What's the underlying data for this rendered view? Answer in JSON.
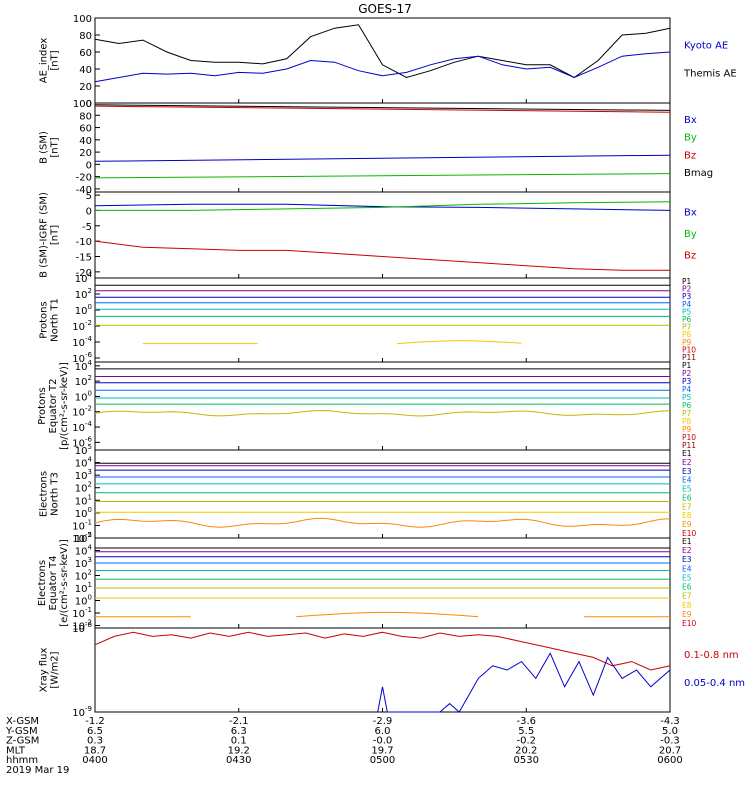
{
  "title": "GOES-17",
  "colors": {
    "black": "#000000",
    "blue": "#0000cc",
    "green": "#00bb00",
    "red": "#cc0000",
    "p_channels": [
      "#000000",
      "#880088",
      "#0000cc",
      "#0066ff",
      "#00bbbb",
      "#00bb66",
      "#bbbb00",
      "#eecc00",
      "#ff8800",
      "#cc0000",
      "#880000"
    ],
    "e_channels": [
      "#000000",
      "#880088",
      "#0000cc",
      "#0066ff",
      "#00bbbb",
      "#00bb66",
      "#bbbb00",
      "#eecc00",
      "#ff8800",
      "#cc0000"
    ]
  },
  "chart_data": [
    {
      "id": "ae",
      "type": "line",
      "ylabel": [
        "AE_index",
        "[nT]"
      ],
      "ylim": [
        0,
        100
      ],
      "yticks": [
        "0",
        "20",
        "40",
        "60",
        "80",
        "100"
      ],
      "legend": [
        {
          "text": "Kyoto AE",
          "color": "#0000cc"
        },
        {
          "text": "Themis AE",
          "color": "#000000"
        }
      ],
      "series": [
        {
          "name": "Themis AE",
          "color": "#000000",
          "x": [
            0,
            5,
            10,
            15,
            20,
            25,
            30,
            35,
            40,
            45,
            50,
            55,
            60,
            65,
            70,
            75,
            80,
            85,
            90,
            95,
            100,
            105,
            110,
            115,
            120
          ],
          "y": [
            75,
            70,
            74,
            60,
            50,
            48,
            48,
            46,
            52,
            78,
            88,
            92,
            45,
            30,
            38,
            48,
            55,
            50,
            45,
            45,
            30,
            50,
            80,
            82,
            88
          ]
        },
        {
          "name": "Kyoto AE",
          "color": "#0000cc",
          "x": [
            0,
            5,
            10,
            15,
            20,
            25,
            30,
            35,
            40,
            45,
            50,
            55,
            60,
            65,
            70,
            75,
            80,
            85,
            90,
            95,
            100,
            105,
            110,
            115,
            120
          ],
          "y": [
            25,
            30,
            35,
            34,
            35,
            32,
            36,
            35,
            40,
            50,
            48,
            38,
            32,
            36,
            45,
            52,
            55,
            45,
            40,
            42,
            30,
            42,
            55,
            58,
            60
          ]
        }
      ]
    },
    {
      "id": "bsm",
      "type": "line",
      "ylabel": [
        "B (SM)",
        "[nT]"
      ],
      "ylim": [
        -45,
        100
      ],
      "yticks": [
        "-40",
        "-20",
        "0",
        "20",
        "40",
        "60",
        "80",
        "100"
      ],
      "ytick_values": [
        -40,
        -20,
        0,
        20,
        40,
        60,
        80,
        100
      ],
      "legend": [
        {
          "text": "Bx",
          "color": "#0000cc"
        },
        {
          "text": "By",
          "color": "#00bb00"
        },
        {
          "text": "Bz",
          "color": "#cc0000"
        },
        {
          "text": "Bmag",
          "color": "#000000"
        }
      ],
      "series": [
        {
          "name": "Bx",
          "color": "#0000cc",
          "x": [
            0,
            120
          ],
          "y": [
            5,
            15
          ]
        },
        {
          "name": "By",
          "color": "#00bb00",
          "x": [
            0,
            120
          ],
          "y": [
            -22,
            -15
          ]
        },
        {
          "name": "Bz",
          "color": "#cc0000",
          "x": [
            0,
            120
          ],
          "y": [
            95,
            85
          ]
        },
        {
          "name": "Bmag",
          "color": "#000000",
          "x": [
            0,
            120
          ],
          "y": [
            97,
            88
          ]
        }
      ]
    },
    {
      "id": "bigrf",
      "type": "line",
      "ylabel": [
        "B (SM)-IGRF (SM)",
        "[nT]"
      ],
      "ylim": [
        -22,
        6
      ],
      "yticks": [
        "5",
        "0",
        "-5",
        "-10",
        "-15",
        "-20"
      ],
      "ytick_values": [
        5,
        0,
        -5,
        -10,
        -15,
        -20
      ],
      "legend": [
        {
          "text": "Bx",
          "color": "#0000cc"
        },
        {
          "text": "By",
          "color": "#00bb00"
        },
        {
          "text": "Bz",
          "color": "#cc0000"
        }
      ],
      "series": [
        {
          "name": "Bx",
          "color": "#0000cc",
          "x": [
            0,
            20,
            40,
            60,
            80,
            100,
            120
          ],
          "y": [
            1.5,
            2,
            2,
            1.2,
            1,
            0.5,
            0
          ]
        },
        {
          "name": "By",
          "color": "#00bb00",
          "x": [
            0,
            20,
            40,
            60,
            80,
            100,
            120
          ],
          "y": [
            0,
            0,
            0.5,
            1,
            2,
            2.5,
            2.8
          ]
        },
        {
          "name": "Bz",
          "color": "#cc0000",
          "x": [
            0,
            5,
            10,
            20,
            30,
            40,
            50,
            60,
            70,
            80,
            90,
            100,
            110,
            120
          ],
          "y": [
            -10,
            -11,
            -12,
            -12.5,
            -13,
            -13,
            -14,
            -15,
            -16,
            -17,
            -18,
            -19,
            -19.5,
            -19.5
          ]
        }
      ]
    },
    {
      "id": "p1",
      "type": "line",
      "ylog": true,
      "ylabel": [
        "Protons",
        "North T1"
      ],
      "ylim_log10": [
        -6.5,
        4
      ],
      "yticks": [
        {
          "exp": 4
        },
        {
          "exp": 2
        },
        {
          "exp": 0
        },
        {
          "exp": -2
        },
        {
          "exp": -4
        },
        {
          "exp": -6
        }
      ],
      "legend": [
        "P1",
        "P2",
        "P3",
        "P4",
        "P5",
        "P6",
        "P7",
        "P8",
        "P9",
        "P10",
        "P11"
      ],
      "series_log10": [
        {
          "name": "P1",
          "y": 3.1
        },
        {
          "name": "P2",
          "y": 2.4
        },
        {
          "name": "P3",
          "y": 1.6
        },
        {
          "name": "P4",
          "y": 0.9
        },
        {
          "name": "P5",
          "y": 0.1
        },
        {
          "name": "P6",
          "y": -0.8
        },
        {
          "name": "P7",
          "y": -1.9
        },
        {
          "name": "P8",
          "y": -4.2,
          "segments": [
            [
              10,
              35
            ],
            [
              63,
              90
            ]
          ]
        }
      ]
    },
    {
      "id": "p2",
      "type": "line",
      "ylog": true,
      "ylabel": [
        "Protons",
        "Equator T2",
        "[p/(cm²-s-sr-keV)]"
      ],
      "ylim_log10": [
        -7,
        4.5
      ],
      "yticks": [
        {
          "exp": 4
        },
        {
          "exp": 2
        },
        {
          "exp": 0
        },
        {
          "exp": -2
        },
        {
          "exp": -4
        },
        {
          "exp": -6
        }
      ],
      "legend": [
        "P1",
        "P2",
        "P3",
        "P4",
        "P5",
        "P6",
        "P7",
        "P8",
        "P9",
        "P10",
        "P11"
      ],
      "series_log10": [
        {
          "name": "P1",
          "y": 3.6
        },
        {
          "name": "P2",
          "y": 2.6
        },
        {
          "name": "P3",
          "y": 1.8
        },
        {
          "name": "P4",
          "y": 0.8
        },
        {
          "name": "P5",
          "y": -0.2
        },
        {
          "name": "P6",
          "y": -1.0
        },
        {
          "name": "P7",
          "y": -2.2,
          "wobble": true
        }
      ]
    },
    {
      "id": "e1",
      "type": "line",
      "ylog": true,
      "ylabel": [
        "Electrons",
        "North T3"
      ],
      "ylim_log10": [
        -2,
        5
      ],
      "yticks": [
        {
          "exp": 5
        },
        {
          "exp": 4
        },
        {
          "exp": 3
        },
        {
          "exp": 2
        },
        {
          "exp": 1
        },
        {
          "exp": 0
        },
        {
          "exp": -1
        },
        {
          "exp": -2
        }
      ],
      "legend": [
        "E1",
        "E2",
        "E3",
        "E4",
        "E5",
        "E6",
        "E7",
        "E8",
        "E9",
        "E10"
      ],
      "series_log10": [
        {
          "name": "E1",
          "y": 3.95
        },
        {
          "name": "E2",
          "y": 3.75
        },
        {
          "name": "E3",
          "y": 3.4
        },
        {
          "name": "E4",
          "y": 2.85
        },
        {
          "name": "E5",
          "y": 2.3
        },
        {
          "name": "E6",
          "y": 1.6
        },
        {
          "name": "E7",
          "y": 0.9
        },
        {
          "name": "E8",
          "y": 0.05
        },
        {
          "name": "E9",
          "y": -0.8,
          "wobble": true
        }
      ]
    },
    {
      "id": "e2",
      "type": "line",
      "ylog": true,
      "ylabel": [
        "Electrons",
        "Equator T4",
        "[e/(cm²-s-sr-keV)]"
      ],
      "ylim_log10": [
        -2.2,
        5
      ],
      "yticks": [
        {
          "exp": 5
        },
        {
          "exp": 4
        },
        {
          "exp": 3
        },
        {
          "exp": 2
        },
        {
          "exp": 1
        },
        {
          "exp": 0
        },
        {
          "exp": -1
        },
        {
          "exp": -2
        }
      ],
      "legend": [
        "E1",
        "E2",
        "E3",
        "E4",
        "E5",
        "E6",
        "E7",
        "E8",
        "E9",
        "E10"
      ],
      "series_log10": [
        {
          "name": "E1",
          "y": 4.2
        },
        {
          "name": "E2",
          "y": 3.9
        },
        {
          "name": "E3",
          "y": 3.5
        },
        {
          "name": "E4",
          "y": 3.0
        },
        {
          "name": "E5",
          "y": 2.4
        },
        {
          "name": "E6",
          "y": 1.7
        },
        {
          "name": "E7",
          "y": 1.0
        },
        {
          "name": "E8",
          "y": 0.2
        },
        {
          "name": "E9",
          "y": -1.3,
          "segments": [
            [
              0,
              20
            ],
            [
              42,
              80
            ],
            [
              102,
              120
            ]
          ]
        }
      ]
    },
    {
      "id": "xray",
      "type": "line",
      "ylog": true,
      "ylabel": [
        "Xray flux",
        "[W/m2]"
      ],
      "ylim_log10": [
        -9,
        -8
      ],
      "yticks": [
        {
          "exp": -8
        },
        {
          "exp": -9
        }
      ],
      "legend": [
        {
          "text": "0.1-0.8 nm",
          "color": "#cc0000"
        },
        {
          "text": "0.05-0.4 nm",
          "color": "#0000cc"
        }
      ],
      "series": [
        {
          "name": "0.1-0.8 nm",
          "color": "#cc0000",
          "x": [
            0,
            4,
            8,
            12,
            16,
            20,
            24,
            28,
            32,
            36,
            40,
            44,
            48,
            52,
            56,
            60,
            64,
            68,
            72,
            76,
            80,
            84,
            88,
            92,
            96,
            100,
            104,
            108,
            112,
            116,
            120
          ],
          "y": [
            -8.2,
            -8.1,
            -8.05,
            -8.1,
            -8.08,
            -8.12,
            -8.06,
            -8.1,
            -8.05,
            -8.1,
            -8.08,
            -8.06,
            -8.12,
            -8.07,
            -8.1,
            -8.05,
            -8.1,
            -8.12,
            -8.06,
            -8.1,
            -8.08,
            -8.1,
            -8.15,
            -8.2,
            -8.25,
            -8.3,
            -8.35,
            -8.45,
            -8.4,
            -8.5,
            -8.45
          ]
        },
        {
          "name": "0.05-0.4 nm",
          "color": "#0000cc",
          "x": [
            59,
            60,
            61,
            62,
            63,
            72,
            74,
            76,
            78,
            80,
            83,
            86,
            89,
            92,
            95,
            98,
            101,
            104,
            107,
            110,
            113,
            116,
            118,
            120
          ],
          "y": [
            -9,
            -8.7,
            -9,
            -9,
            -9,
            -9,
            -8.9,
            -9,
            -8.8,
            -8.6,
            -8.45,
            -8.5,
            -8.4,
            -8.6,
            -8.3,
            -8.7,
            -8.4,
            -8.8,
            -8.35,
            -8.6,
            -8.5,
            -8.7,
            -8.6,
            -8.5
          ]
        }
      ]
    }
  ],
  "x_axis": {
    "row_labels": [
      "X-GSM",
      "Y-GSM",
      "Z-GSM",
      "MLT",
      "hhmm",
      "2019 Mar 19"
    ],
    "ticks": [
      {
        "minutes": 0,
        "values": [
          "-1.2",
          "6.5",
          "0.3",
          "18.7",
          "0400"
        ]
      },
      {
        "minutes": 30,
        "values": [
          "-2.1",
          "6.3",
          "0.1",
          "19.2",
          "0430"
        ]
      },
      {
        "minutes": 60,
        "values": [
          "-2.9",
          "6.0",
          "-0.0",
          "19.7",
          "0500"
        ]
      },
      {
        "minutes": 90,
        "values": [
          "-3.6",
          "5.5",
          "-0.2",
          "20.2",
          "0530"
        ]
      },
      {
        "minutes": 120,
        "values": [
          "-4.3",
          "5.0",
          "-0.3",
          "20.7",
          "0600"
        ]
      }
    ]
  }
}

***

Copy out every line where the word "minutes" occurs.

## EXERCISE RESPONSE:
        "minutes": 0,
        "minutes": 30,
        "minutes": 60,
        "minutes": 90,
        "minutes": 120,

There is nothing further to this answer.